# [Request]
Transcribe the whole listing without a single picture.

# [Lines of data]

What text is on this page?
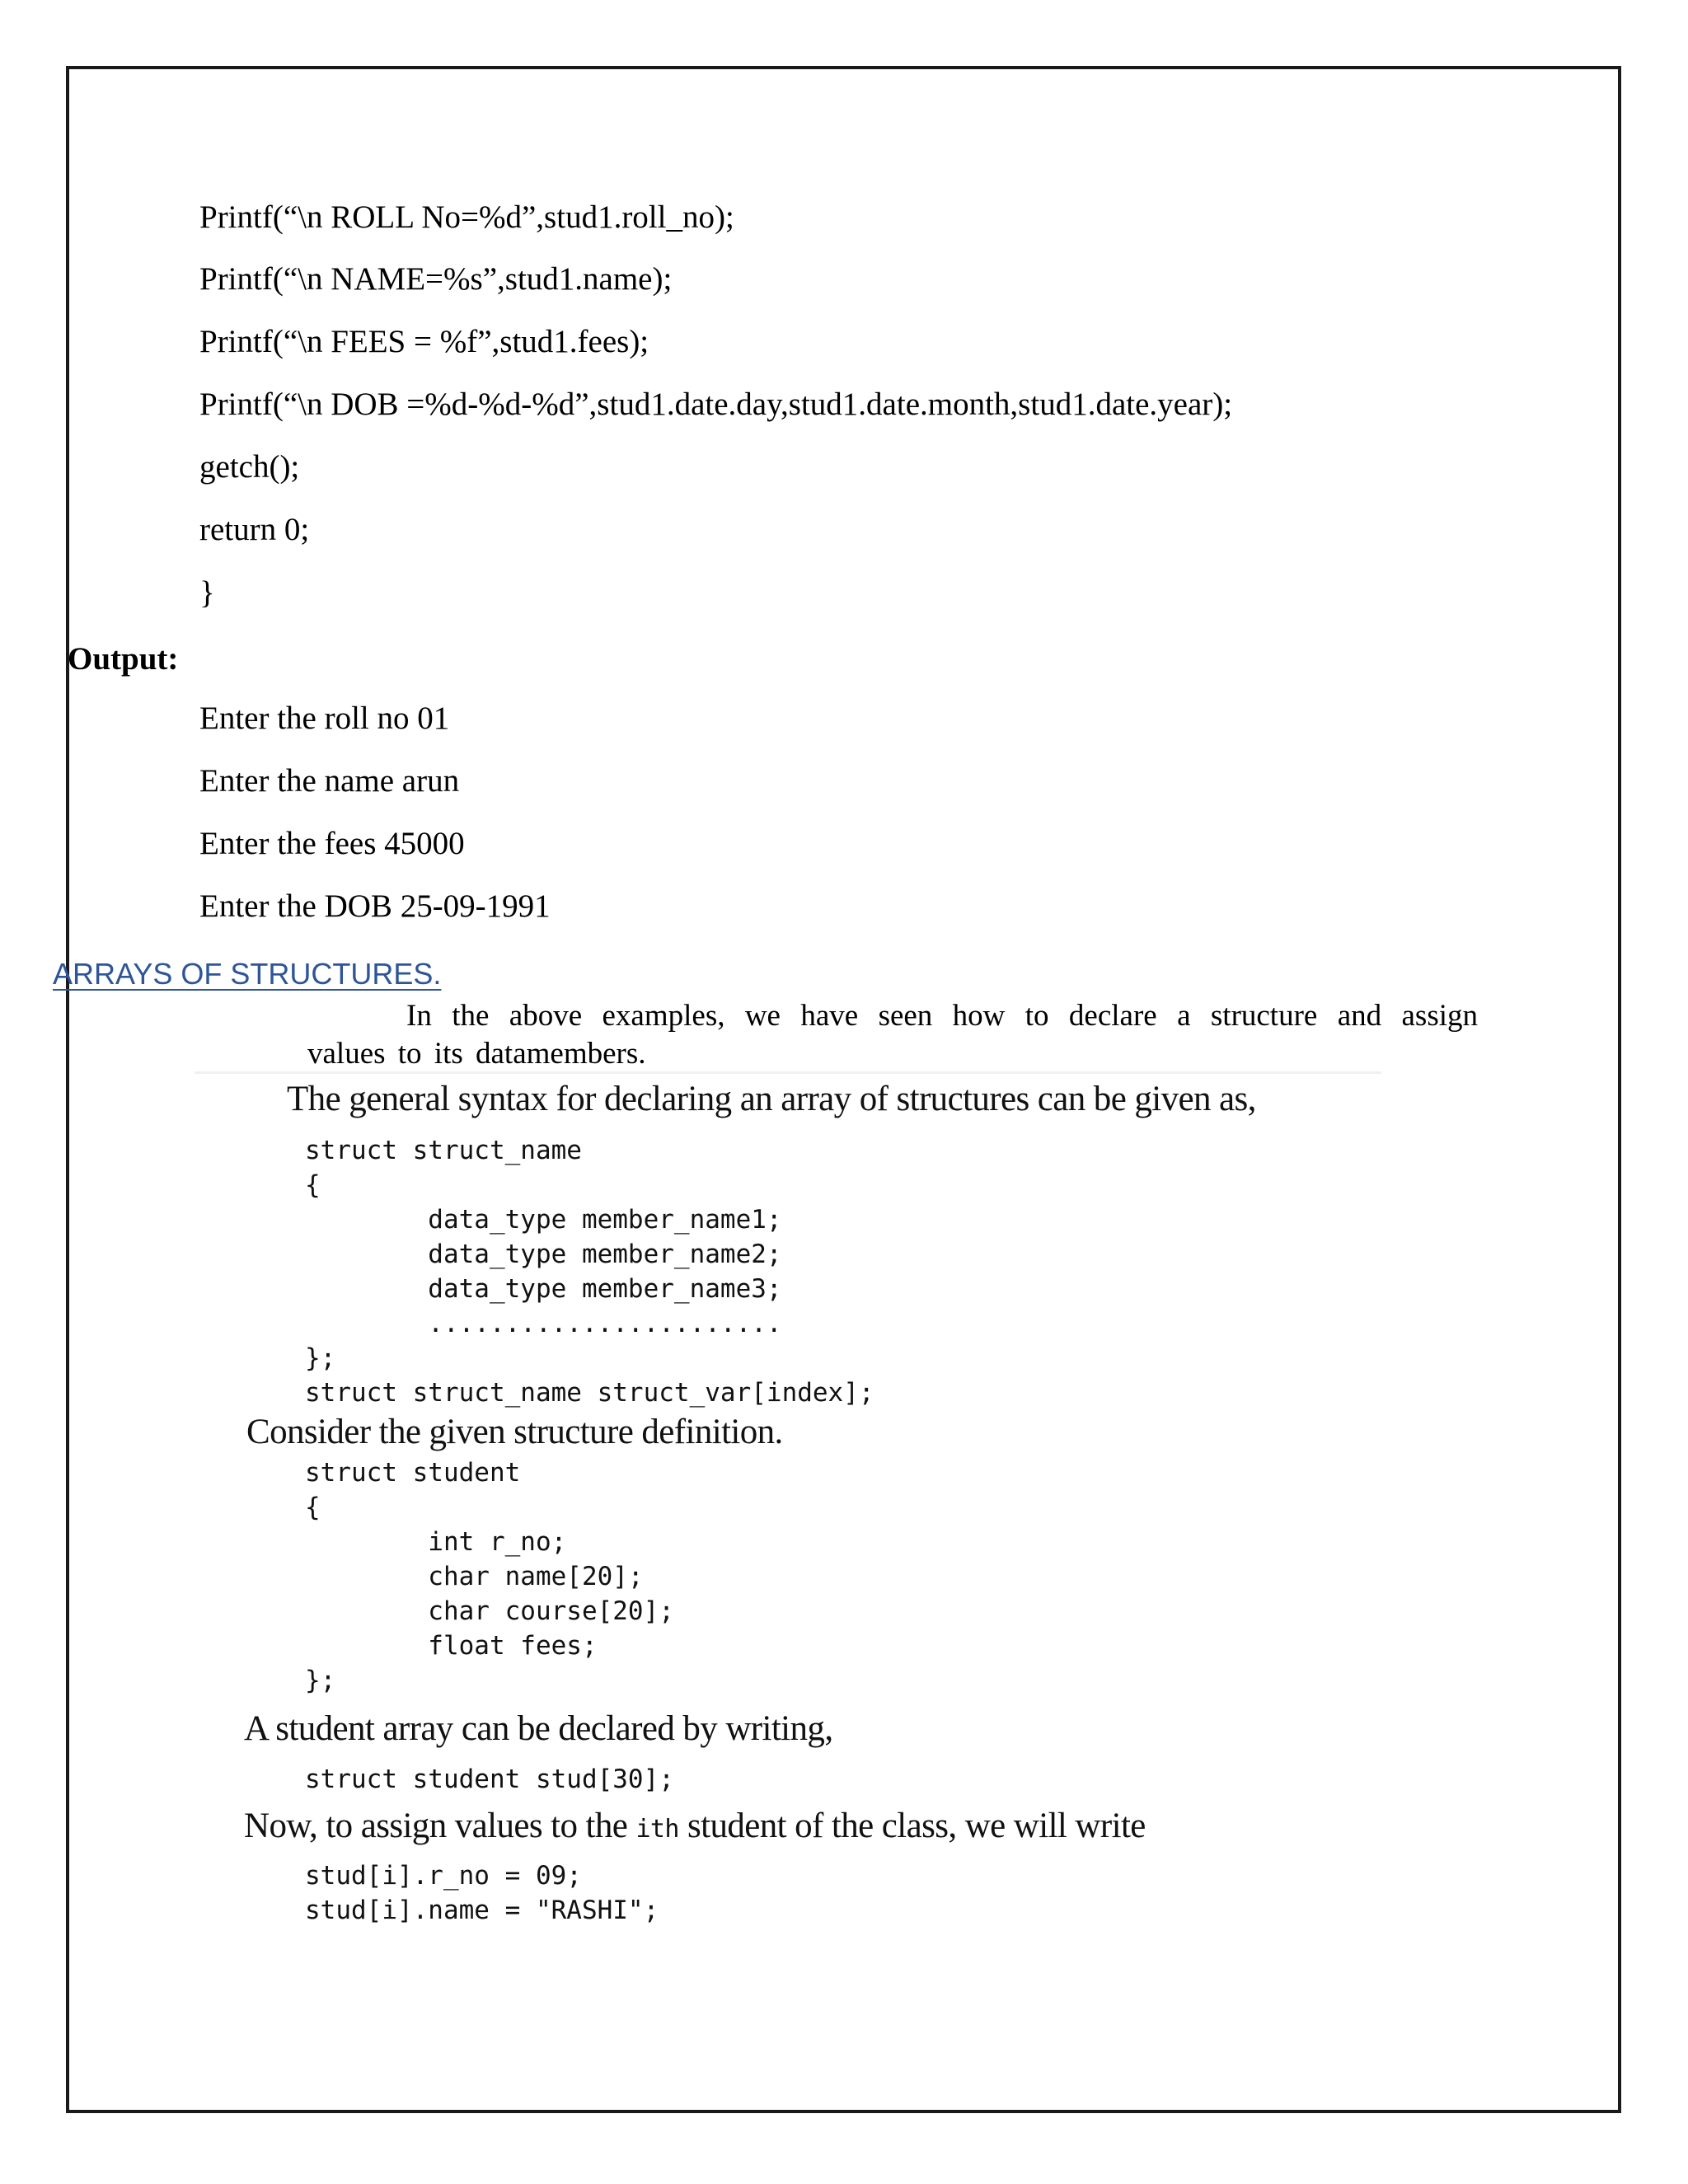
Printf(“\n ROLL No=%d”,stud1.roll_no);
Printf(“\n NAME=%s”,stud1.name);
Printf(“\n FEES = %f”,stud1.fees);
Printf(“\n DOB =%d-%d-%d”,stud1.date.day,stud1.date.month,stud1.date.year);
getch();
return 0;
}
Output:
Enter the roll no 01
Enter the name arun
Enter the fees 45000
Enter the DOB 25-09-1991
ARRAYS OF STRUCTURES.
In the above examples, we have seen how to declare a structure and assign
values to its datamembers.
The general syntax for declaring an array of structures can be given as,
struct struct_name
{
data_type member_name1;
data_type member_name2;
data_type member_name3;
.......................
};
struct struct_name struct_var[index];
Consider the given structure definition.
struct student
{
int r_no;
char name[20];
char course[20];
float fees;
};
A student array can be declared by writing,
struct student stud[30];
Now, to assign values to the ith student of the class, we will write
stud[i].r_no = 09;
stud[i].name = "RASHI";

# [Response]
What text is on this page?
Printf(“\n ROLL No=%d”,stud1.roll_no);
Printf(“\n NAME=%s”,stud1.name);
Printf(“\n FEES = %f”,stud1.fees);
Printf(“\n DOB =%d-%d-%d”,stud1.date.day,stud1.date.month,stud1.date.year);
getch();
return 0;
}
Output:
Enter the roll no 01
Enter the name arun
Enter the fees 45000
Enter the DOB 25-09-1991
ARRAYS OF STRUCTURES.
In the above examples, we have seen how to declare a structure and assign
values to its datamembers.
The general syntax for declaring an array of structures can be given as,
struct struct_name
{
data_type member_name1;
data_type member_name2;
data_type member_name3;
.......................
};
struct struct_name struct_var[index];
Consider the given structure definition.
struct student
{
int r_no;
char name[20];
char course[20];
float fees;
};
A student array can be declared by writing,
struct student stud[30];
Now, to assign values to the ith student of the class, we will write
stud[i].r_no = 09;
stud[i].name = "RASHI";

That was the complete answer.